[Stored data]
▬▬▬▬▬▬▬▬▬▬

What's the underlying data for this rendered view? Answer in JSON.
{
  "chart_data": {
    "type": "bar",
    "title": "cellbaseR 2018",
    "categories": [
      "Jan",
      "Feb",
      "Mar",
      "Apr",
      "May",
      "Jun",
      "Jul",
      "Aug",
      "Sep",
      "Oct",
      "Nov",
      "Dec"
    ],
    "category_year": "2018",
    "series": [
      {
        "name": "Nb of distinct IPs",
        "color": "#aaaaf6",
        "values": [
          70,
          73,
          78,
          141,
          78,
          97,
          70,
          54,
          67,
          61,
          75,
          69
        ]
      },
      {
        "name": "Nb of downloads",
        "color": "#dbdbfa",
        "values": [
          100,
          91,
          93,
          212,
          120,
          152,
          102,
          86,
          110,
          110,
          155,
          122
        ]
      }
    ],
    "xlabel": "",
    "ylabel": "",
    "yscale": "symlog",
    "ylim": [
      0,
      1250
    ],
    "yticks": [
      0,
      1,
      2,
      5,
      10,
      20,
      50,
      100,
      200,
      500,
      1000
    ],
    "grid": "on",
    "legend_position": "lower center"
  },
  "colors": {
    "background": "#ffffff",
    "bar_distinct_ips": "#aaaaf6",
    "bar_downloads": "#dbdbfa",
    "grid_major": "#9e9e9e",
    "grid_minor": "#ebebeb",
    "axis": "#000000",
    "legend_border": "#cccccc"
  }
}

▬▬▬▬▬▬▬▬▬▬

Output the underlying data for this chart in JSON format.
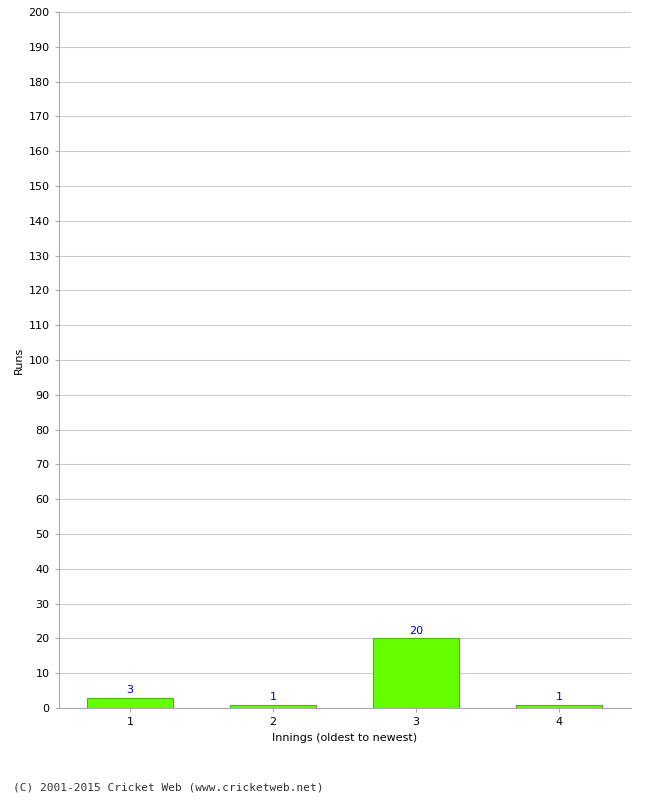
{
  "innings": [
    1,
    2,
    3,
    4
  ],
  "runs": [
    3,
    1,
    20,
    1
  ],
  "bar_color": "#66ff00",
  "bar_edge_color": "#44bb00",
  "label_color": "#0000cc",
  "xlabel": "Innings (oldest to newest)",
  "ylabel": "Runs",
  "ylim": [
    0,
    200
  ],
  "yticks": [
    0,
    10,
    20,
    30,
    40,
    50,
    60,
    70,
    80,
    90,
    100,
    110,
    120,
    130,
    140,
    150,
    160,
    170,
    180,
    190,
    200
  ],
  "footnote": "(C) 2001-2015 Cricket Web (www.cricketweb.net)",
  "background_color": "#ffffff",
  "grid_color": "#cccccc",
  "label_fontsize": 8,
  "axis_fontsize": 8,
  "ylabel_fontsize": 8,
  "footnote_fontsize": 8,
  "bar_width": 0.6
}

▬▬▬▬▬▬▬▬▬▬

§ Work required: Search the lines for "JSON". Copy each line that has it.

§ Finished answer:
What's the underlying data for this rendered view? Answer in JSON.
Output the underlying data for this chart in JSON format.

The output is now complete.